MATERIAL TO PROCESS
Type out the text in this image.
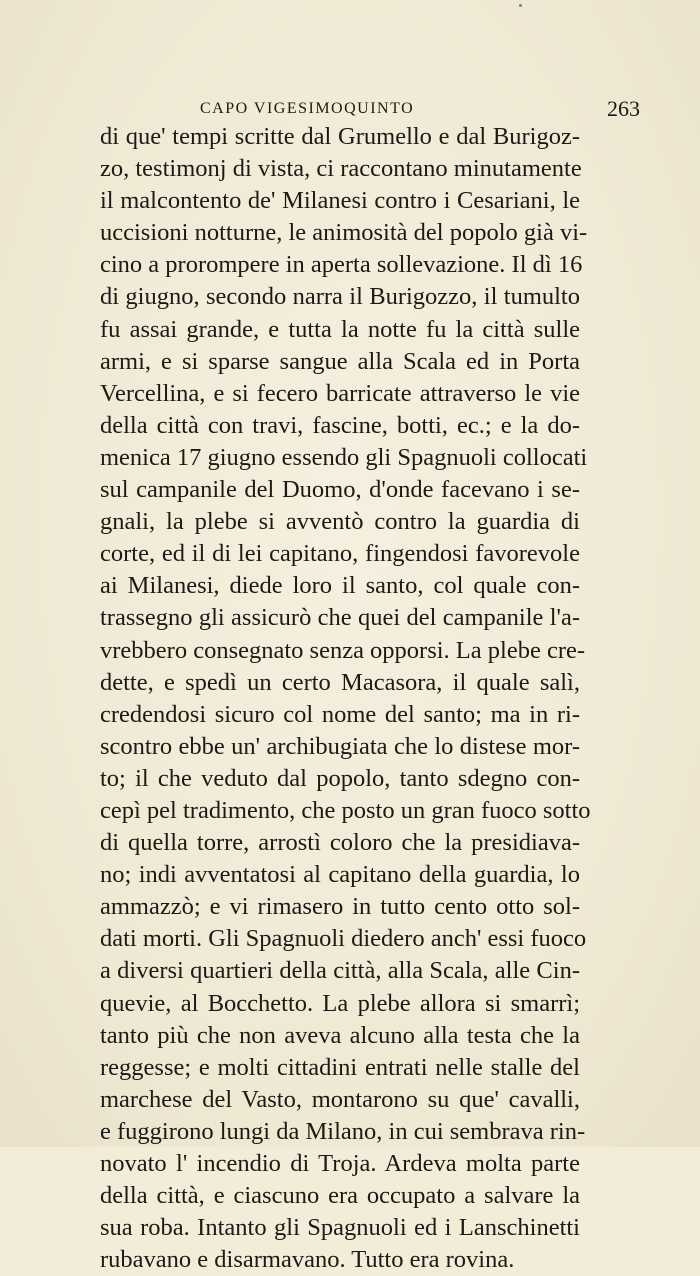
CAPO VIGESIMOQUINTO	263
di que' tempi scritte dal Grumello e dal Burigoz-
zo, testimonj di vista, ci raccontano minutamente
il malcontento de' Milanesi contro i Cesariani, le
uccisioni notturne, le animosità del popolo già vi-
cino a prorompere in aperta sollevazione. Il dì 16
di giugno, secondo narra il Burigozzo, il tumulto
fu assai grande, e tutta la notte fu la città sulle
armi, e si sparse sangue alla Scala ed in Porta
Vercellina, e si fecero barricate attraverso le vie
della città con travi, fascine, botti, ec.; e la do-
menica 17 giugno essendo gli Spagnuoli collocati
sul campanile del Duomo, d'onde facevano i se-
gnali, la plebe si avventò contro la guardia di
corte, ed il di lei capitano, fingendosi favorevole
ai Milanesi, diede loro il santo, col quale con-
trassegno gli assicurò che quei del campanile l'a-
vrebbero consegnato senza opporsi. La plebe cre-
dette, e spedì un certo Macasora, il quale salì,
credendosi sicuro col nome del santo; ma in ri-
scontro ebbe un' archibugiata che lo distese mor-
to; il che veduto dal popolo, tanto sdegno con-
cepì pel tradimento, che posto un gran fuoco sotto
di quella torre, arrostì coloro che la presidiava-
no; indi avventatosi al capitano della guardia, lo
ammazzò; e vi rimasero in tutto cento otto sol-
dati morti. Gli Spagnuoli diedero anch' essi fuoco
a diversi quartieri della città, alla Scala, alle Cin-
quevie, al Bocchetto. La plebe allora si smarrì;
tanto più che non aveva alcuno alla testa che la
reggesse; e molti cittadini entrati nelle stalle del
marchese del Vasto, montarono su que' cavalli,
e fuggirono lungi da Milano, in cui sembrava rin-
novato l' incendio di Troja. Ardeva molta parte
della città, e ciascuno era occupato a salvare la
sua roba. Intanto gli Spagnuoli ed i Lanschinetti
rubavano e disarmavano. Tutto era rovina.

EXERCISE
Transcribe the records above verbatim. Do not carry over any picture.

OUTPUT BELOW
Type out the text in this image.
CAPO VIGESIMOQUINTO	263
di que' tempi scritte dal Grumello e dal Burigoz-
zo, testimonj di vista, ci raccontano minutamente
il malcontento de' Milanesi contro i Cesariani, le
uccisioni notturne, le animosità del popolo già vi-
cino a prorompere in aperta sollevazione. Il dì 16
di giugno, secondo narra il Burigozzo, il tumulto
fu assai grande, e tutta la notte fu la città sulle
armi, e si sparse sangue alla Scala ed in Porta
Vercellina, e si fecero barricate attraverso le vie
della città con travi, fascine, botti, ec.; e la do-
menica 17 giugno essendo gli Spagnuoli collocati
sul campanile del Duomo, d'onde facevano i se-
gnali, la plebe si avventò contro la guardia di
corte, ed il di lei capitano, fingendosi favorevole
ai Milanesi, diede loro il santo, col quale con-
trassegno gli assicurò che quei del campanile l'a-
vrebbero consegnato senza opporsi. La plebe cre-
dette, e spedì un certo Macasora, il quale salì,
credendosi sicuro col nome del santo; ma in ri-
scontro ebbe un' archibugiata che lo distese mor-
to; il che veduto dal popolo, tanto sdegno con-
cepì pel tradimento, che posto un gran fuoco sotto
di quella torre, arrostì coloro che la presidiava-
no; indi avventatosi al capitano della guardia, lo
ammazzò; e vi rimasero in tutto cento otto sol-
dati morti. Gli Spagnuoli diedero anch' essi fuoco
a diversi quartieri della città, alla Scala, alle Cin-
quevie, al Bocchetto. La plebe allora si smarrì;
tanto più che non aveva alcuno alla testa che la
reggesse; e molti cittadini entrati nelle stalle del
marchese del Vasto, montarono su que' cavalli,
e fuggirono lungi da Milano, in cui sembrava rin-
novato l' incendio di Troja. Ardeva molta parte
della città, e ciascuno era occupato a salvare la
sua roba. Intanto gli Spagnuoli ed i Lanschinetti
rubavano e disarmavano. Tutto era rovina.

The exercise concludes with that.